**AUFTRAG 1**
Wiederhole aus dem Lesetext über den Beraterberuf den Abschnitt von „Auch wenn das“ bis einschließlich „den Unternehmensberatungen an.“ wortgetreu.
**AUFTRAG 2**
Warum lohnt es sich laut dem Lesetext über den Beraterberuf, schon während des Studiums zu arbeiten? Antworte in ein bis drei Sätzen.

Beruf Unternehmensberater: Gut beraten, schlecht verkauft

Auch wenn das Image der Unternehmensberatungen etwas angekratzt ist, so büßen sie doch nicht an Aufträgen, Erfolg und Neueinstellungen ein: Rund 115.000 Menschen verdienen in Deutschland heutzutage laut dem BDU ihr Geld als Berater, vor zehn Jahren waren es lediglich 73.000 Menschen. Der Markt wächst immer weiter und auch im Jahr 2017 haben große wie kleine Unternehmensberatungen vor, noch mehr Berater einzustellen. Und auch die Absolventen streben weiterhin Jobs in den Unternehmensberatungen an.

Dabei locken nicht nur die üppigen Gehälter gerade Einsteiger in den Beruf, auch die Möglichkeit in einer kurzen Zeit sehr viele Unternehmen von innen kennenzulernen ist ein Anreiz. Genommen werden jedoch nur die besten und auch nur solche halten es bis zu einer Partnerschaft durch. Die Arbeitszeiten in der Consulting Branche sind nämlich nach wie vor furchterregend: Jemand, der mit einer 70-Stunden-Woche davonkommt, hat Glück.

Doch nicht nur die Noten sind ausschlaggebend für eine Stelle in einer der großen Unternehmensberatungen, auch Praktika oder Werkstudententätigkeiten können hilfreich sein. Es zahlt sich also aus, sich rechtzeitig zu informieren und auch schon während des Studiums anzufangen, zu arbeiten.

**VORLIEGENDE DATEN**
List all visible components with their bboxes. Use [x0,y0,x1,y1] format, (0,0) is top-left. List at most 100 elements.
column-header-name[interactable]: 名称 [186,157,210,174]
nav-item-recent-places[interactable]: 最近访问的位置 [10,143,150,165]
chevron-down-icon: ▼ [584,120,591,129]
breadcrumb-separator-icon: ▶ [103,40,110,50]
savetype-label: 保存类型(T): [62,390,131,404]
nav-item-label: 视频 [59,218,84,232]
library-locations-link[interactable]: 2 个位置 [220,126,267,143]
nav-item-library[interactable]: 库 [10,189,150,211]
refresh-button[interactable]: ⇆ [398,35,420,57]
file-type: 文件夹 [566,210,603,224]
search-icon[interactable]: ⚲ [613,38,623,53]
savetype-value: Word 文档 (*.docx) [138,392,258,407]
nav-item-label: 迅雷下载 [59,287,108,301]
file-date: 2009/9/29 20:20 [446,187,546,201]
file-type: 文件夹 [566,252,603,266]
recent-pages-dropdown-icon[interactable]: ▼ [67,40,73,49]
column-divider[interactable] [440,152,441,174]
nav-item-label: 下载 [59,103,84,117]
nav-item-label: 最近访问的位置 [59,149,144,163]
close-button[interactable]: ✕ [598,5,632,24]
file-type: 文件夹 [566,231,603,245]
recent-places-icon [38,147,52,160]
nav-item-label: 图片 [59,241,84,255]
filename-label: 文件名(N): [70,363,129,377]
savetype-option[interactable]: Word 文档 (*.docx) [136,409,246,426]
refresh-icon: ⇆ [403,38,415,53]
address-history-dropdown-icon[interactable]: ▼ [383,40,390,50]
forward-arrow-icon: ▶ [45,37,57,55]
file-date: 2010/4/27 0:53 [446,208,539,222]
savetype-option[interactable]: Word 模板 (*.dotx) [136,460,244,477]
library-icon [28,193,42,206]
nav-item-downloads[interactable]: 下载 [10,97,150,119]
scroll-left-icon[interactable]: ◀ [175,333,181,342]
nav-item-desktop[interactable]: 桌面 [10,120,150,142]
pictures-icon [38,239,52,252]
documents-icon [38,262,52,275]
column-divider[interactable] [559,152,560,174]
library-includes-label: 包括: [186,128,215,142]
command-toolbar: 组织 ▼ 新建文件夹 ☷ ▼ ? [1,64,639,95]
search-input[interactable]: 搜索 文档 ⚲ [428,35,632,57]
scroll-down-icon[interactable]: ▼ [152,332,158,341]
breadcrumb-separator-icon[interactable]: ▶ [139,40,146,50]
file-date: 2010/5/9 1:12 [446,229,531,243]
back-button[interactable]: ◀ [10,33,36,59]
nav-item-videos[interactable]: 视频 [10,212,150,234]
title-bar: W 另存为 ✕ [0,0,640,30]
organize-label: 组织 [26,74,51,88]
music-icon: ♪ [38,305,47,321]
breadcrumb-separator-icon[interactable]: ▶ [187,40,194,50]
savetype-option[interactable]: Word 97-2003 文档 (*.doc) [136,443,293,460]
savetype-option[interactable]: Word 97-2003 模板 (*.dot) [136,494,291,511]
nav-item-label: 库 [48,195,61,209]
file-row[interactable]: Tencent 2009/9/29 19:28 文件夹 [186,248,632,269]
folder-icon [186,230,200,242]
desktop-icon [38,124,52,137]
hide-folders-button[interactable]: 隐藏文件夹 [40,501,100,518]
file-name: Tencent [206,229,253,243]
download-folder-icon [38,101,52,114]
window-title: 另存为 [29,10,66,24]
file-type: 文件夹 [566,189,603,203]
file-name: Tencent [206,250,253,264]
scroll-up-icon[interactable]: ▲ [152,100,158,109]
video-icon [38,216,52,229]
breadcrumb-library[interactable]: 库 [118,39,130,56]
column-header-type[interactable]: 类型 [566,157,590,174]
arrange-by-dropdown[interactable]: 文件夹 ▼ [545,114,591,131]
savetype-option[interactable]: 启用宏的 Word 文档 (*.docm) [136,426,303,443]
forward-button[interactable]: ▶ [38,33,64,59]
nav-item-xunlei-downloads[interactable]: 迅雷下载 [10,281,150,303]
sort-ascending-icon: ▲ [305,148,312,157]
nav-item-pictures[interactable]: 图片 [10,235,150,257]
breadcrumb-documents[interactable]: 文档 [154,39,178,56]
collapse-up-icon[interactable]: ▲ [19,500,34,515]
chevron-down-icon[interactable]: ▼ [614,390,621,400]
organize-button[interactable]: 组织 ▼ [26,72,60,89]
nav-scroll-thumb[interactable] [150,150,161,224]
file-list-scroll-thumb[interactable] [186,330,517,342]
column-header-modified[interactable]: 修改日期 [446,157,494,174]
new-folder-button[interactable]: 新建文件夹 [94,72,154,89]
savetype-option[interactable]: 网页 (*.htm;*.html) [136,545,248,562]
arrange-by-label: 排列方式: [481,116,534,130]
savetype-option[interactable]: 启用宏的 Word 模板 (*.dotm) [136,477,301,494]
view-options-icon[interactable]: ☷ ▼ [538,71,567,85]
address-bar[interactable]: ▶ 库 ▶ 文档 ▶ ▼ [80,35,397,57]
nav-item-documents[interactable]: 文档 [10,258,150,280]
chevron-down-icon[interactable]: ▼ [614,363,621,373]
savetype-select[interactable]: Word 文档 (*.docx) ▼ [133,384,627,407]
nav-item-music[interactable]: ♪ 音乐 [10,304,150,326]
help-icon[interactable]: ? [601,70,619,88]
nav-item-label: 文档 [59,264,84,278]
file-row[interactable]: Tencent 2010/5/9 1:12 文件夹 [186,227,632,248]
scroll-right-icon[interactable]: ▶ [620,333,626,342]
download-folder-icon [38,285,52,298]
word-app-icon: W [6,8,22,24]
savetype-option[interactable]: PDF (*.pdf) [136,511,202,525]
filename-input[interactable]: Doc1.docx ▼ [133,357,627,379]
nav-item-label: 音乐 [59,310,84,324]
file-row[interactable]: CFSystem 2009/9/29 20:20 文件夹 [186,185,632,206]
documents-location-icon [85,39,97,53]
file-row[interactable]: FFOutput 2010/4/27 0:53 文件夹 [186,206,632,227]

**ANTWORTFELD 1**
Auch wenn das Image der Unternehmensberatungen etwas angekratzt ist, so büßen sie doch nicht an Aufträgen, Erfolg und Neueinstellungen ein: Rund 115.000 Menschen verdienen in Deutschland heutzutage laut dem BDU ihr Geld als Berater, vor zehn Jahren waren es lediglich 73.000 Menschen. Der Markt wächst immer weiter und auch im Jahr 2017 haben große wie kleine Unternehmensberatungen vor, noch mehr Berater einzustellen. Und auch die Absolventen streben weiterhin Jobs in den Unternehmensberatungen an.

**ANTWORTFELD 2**
Für eine Stelle in einer der großen Unternehmensberatungen sind nicht nur die Noten ausschlaggebend. Auch Praktika oder Werkstudententätigkeiten können hilfreich sein. Deshalb zahlt es sich aus, sich rechtzeitig zu informieren und schon während des Studiums mit dem Arbeiten anzufangen.